+++ GIVEN RECORDS +++
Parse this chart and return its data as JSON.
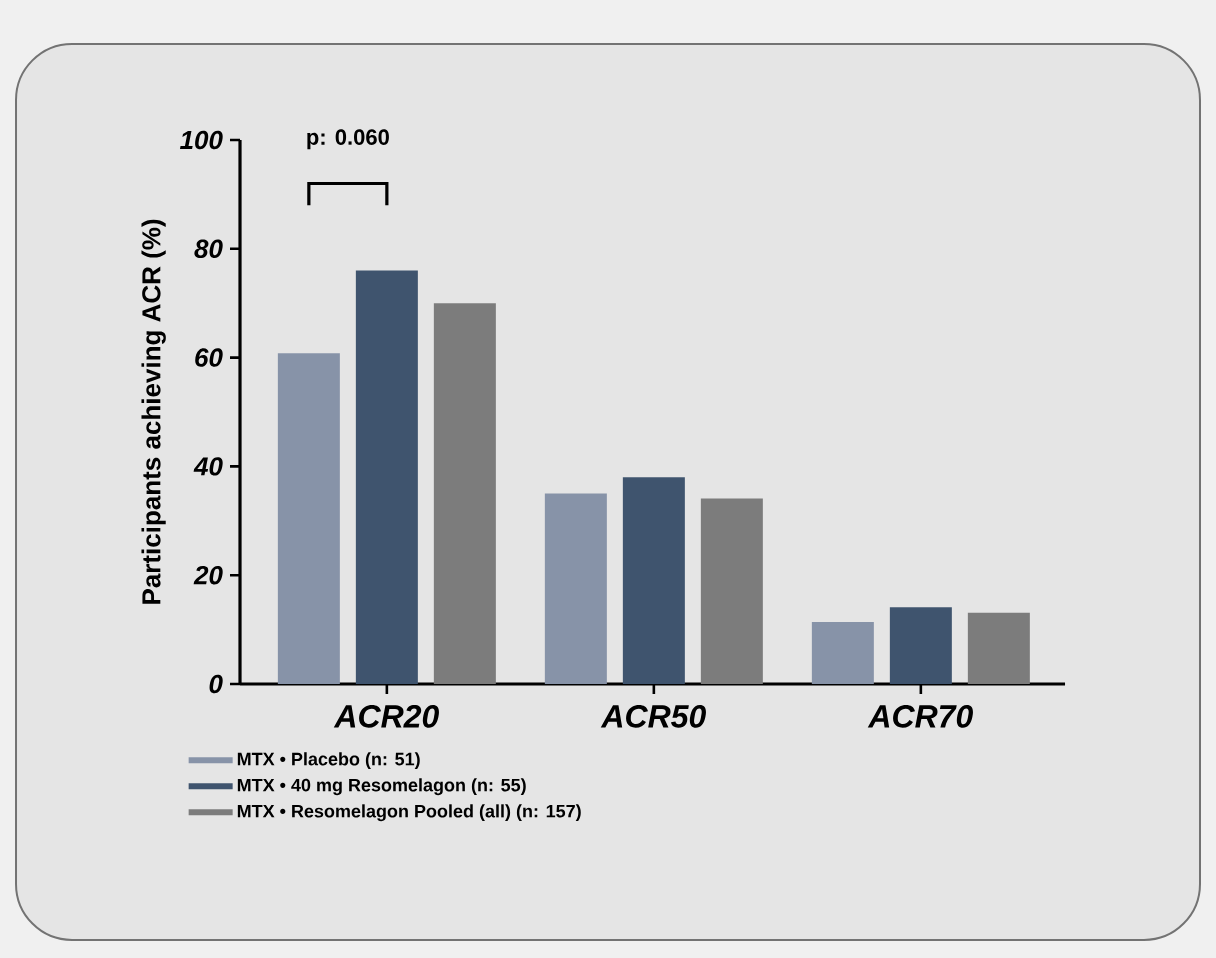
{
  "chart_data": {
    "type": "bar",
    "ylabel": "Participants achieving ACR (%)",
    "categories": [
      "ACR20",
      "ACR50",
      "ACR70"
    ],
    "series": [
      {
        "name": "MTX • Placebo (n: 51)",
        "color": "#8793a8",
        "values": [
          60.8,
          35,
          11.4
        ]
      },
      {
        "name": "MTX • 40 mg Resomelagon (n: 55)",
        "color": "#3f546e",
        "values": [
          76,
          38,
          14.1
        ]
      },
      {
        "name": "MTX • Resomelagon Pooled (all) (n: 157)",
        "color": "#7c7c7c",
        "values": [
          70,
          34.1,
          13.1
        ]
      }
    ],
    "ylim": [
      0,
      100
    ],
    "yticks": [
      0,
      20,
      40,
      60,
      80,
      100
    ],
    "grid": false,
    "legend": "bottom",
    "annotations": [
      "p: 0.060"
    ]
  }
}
+++
+++ GIVEN RECORDS +++
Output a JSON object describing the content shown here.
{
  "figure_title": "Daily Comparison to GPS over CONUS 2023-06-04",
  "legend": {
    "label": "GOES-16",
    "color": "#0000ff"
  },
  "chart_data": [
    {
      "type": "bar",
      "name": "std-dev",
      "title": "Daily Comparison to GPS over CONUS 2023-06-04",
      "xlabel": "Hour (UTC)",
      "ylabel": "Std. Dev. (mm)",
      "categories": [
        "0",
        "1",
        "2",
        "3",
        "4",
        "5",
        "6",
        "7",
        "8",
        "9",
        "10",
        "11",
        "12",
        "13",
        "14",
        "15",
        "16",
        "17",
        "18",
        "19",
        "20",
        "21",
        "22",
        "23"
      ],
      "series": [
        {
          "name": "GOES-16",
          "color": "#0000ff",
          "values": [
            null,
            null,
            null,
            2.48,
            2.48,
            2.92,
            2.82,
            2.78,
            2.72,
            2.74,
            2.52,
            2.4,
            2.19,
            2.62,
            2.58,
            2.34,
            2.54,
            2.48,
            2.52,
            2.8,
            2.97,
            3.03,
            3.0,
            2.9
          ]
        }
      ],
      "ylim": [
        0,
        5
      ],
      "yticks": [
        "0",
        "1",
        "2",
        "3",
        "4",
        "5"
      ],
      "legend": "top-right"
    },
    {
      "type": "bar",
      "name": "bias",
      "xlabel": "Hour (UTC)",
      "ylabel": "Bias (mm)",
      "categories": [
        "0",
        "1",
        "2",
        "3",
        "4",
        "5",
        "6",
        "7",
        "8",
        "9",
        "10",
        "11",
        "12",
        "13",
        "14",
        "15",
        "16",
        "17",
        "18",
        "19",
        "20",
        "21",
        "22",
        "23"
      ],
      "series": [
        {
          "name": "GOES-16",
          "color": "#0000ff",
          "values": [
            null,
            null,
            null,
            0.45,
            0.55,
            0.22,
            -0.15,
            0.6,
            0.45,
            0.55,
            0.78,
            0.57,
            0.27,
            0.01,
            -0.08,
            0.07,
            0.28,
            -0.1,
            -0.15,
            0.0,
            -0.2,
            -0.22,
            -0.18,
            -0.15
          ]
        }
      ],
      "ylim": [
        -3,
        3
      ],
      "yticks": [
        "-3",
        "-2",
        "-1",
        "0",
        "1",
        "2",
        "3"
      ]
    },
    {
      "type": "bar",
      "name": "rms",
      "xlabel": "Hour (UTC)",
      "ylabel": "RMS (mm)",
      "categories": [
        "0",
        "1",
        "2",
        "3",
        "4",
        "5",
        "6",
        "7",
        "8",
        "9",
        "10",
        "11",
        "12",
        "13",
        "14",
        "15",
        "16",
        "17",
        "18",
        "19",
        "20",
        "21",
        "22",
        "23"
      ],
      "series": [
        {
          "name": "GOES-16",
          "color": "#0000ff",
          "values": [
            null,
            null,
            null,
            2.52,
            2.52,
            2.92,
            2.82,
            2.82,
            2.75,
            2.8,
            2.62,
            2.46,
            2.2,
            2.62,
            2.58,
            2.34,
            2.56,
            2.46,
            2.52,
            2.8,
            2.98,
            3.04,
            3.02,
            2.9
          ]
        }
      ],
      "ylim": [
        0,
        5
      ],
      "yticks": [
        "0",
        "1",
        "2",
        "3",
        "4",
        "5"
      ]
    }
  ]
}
+++
+++ GIVEN RECORDS +++
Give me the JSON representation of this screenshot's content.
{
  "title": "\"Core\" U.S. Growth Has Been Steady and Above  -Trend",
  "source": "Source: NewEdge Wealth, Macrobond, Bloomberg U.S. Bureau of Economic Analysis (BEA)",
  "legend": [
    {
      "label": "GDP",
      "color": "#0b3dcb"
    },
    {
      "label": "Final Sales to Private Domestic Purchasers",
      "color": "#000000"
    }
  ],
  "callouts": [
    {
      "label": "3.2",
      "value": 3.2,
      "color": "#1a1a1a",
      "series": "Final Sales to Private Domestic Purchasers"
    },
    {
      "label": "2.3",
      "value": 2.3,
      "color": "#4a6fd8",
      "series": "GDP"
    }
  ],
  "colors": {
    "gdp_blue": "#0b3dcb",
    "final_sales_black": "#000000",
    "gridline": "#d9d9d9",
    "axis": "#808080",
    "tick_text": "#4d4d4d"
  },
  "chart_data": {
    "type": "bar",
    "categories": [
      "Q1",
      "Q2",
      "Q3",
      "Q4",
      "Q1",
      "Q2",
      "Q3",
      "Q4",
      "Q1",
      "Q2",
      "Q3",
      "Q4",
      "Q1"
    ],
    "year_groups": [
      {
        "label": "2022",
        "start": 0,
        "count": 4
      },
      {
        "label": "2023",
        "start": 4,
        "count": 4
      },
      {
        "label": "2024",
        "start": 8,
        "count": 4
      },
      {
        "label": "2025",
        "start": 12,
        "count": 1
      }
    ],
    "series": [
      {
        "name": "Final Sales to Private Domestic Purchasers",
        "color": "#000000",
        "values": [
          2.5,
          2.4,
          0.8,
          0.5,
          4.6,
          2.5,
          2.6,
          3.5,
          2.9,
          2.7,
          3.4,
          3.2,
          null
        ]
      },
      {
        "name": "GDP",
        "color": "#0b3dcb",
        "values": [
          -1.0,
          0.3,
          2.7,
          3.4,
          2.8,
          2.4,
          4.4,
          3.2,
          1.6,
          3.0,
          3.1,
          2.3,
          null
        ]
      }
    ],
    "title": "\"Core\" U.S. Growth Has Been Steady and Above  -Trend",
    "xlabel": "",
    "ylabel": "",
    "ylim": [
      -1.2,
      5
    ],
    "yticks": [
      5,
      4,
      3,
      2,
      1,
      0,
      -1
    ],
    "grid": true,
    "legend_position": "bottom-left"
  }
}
+++
• _GIVEN INSTRUCTION_:
State how many lines of the listing include "bottom", and nothing more.

• _EXPECTED ANSWER_:
2